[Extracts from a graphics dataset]
────────────────────────────────────────

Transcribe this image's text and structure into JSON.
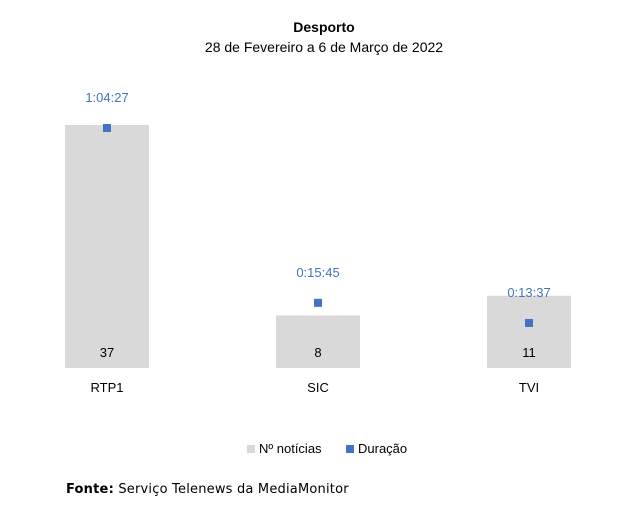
{
  "chart_data": {
    "type": "bar",
    "title": "Desporto",
    "subtitle": "28 de Fevereiro a 6 de Março de 2022",
    "categories": [
      "RTP1",
      "SIC",
      "TVI"
    ],
    "series": [
      {
        "name": "Nº notícias",
        "kind": "bar",
        "color": "#d9d9d9",
        "values": [
          37,
          8,
          11
        ],
        "labels": [
          "37",
          "8",
          "11"
        ]
      },
      {
        "name": "Duração",
        "kind": "marker",
        "color": "#4472c4",
        "values_seconds": [
          3867,
          945,
          817
        ],
        "labels": [
          "1:04:27",
          "0:15:45",
          "0:13:37"
        ]
      }
    ],
    "bar_ylim": [
      0,
      37
    ],
    "duration_ylim_seconds": [
      0,
      3867
    ],
    "grid": false,
    "legend_position": "bottom"
  },
  "source": {
    "label": "Fonte:",
    "text": "Serviço Telenews da MediaMonitor"
  }
}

────────────────────────────────────────

## YOUR GOAL
Keep the pictures out of the copy and return the rest of the data above exactly.

## COMPLETE RESPONSE
Transcribe this image's text and structure into JSON.
{
  "chart_data": {
    "type": "bar",
    "title": "Desporto",
    "subtitle": "28 de Fevereiro a 6 de Março de 2022",
    "categories": [
      "RTP1",
      "SIC",
      "TVI"
    ],
    "series": [
      {
        "name": "Nº notícias",
        "kind": "bar",
        "color": "#d9d9d9",
        "values": [
          37,
          8,
          11
        ],
        "labels": [
          "37",
          "8",
          "11"
        ]
      },
      {
        "name": "Duração",
        "kind": "marker",
        "color": "#4472c4",
        "values_seconds": [
          3867,
          945,
          817
        ],
        "labels": [
          "1:04:27",
          "0:15:45",
          "0:13:37"
        ]
      }
    ],
    "bar_ylim": [
      0,
      37
    ],
    "duration_ylim_seconds": [
      0,
      3867
    ],
    "grid": false,
    "legend_position": "bottom"
  },
  "source": {
    "label": "Fonte:",
    "text": "Serviço Telenews da MediaMonitor"
  }
}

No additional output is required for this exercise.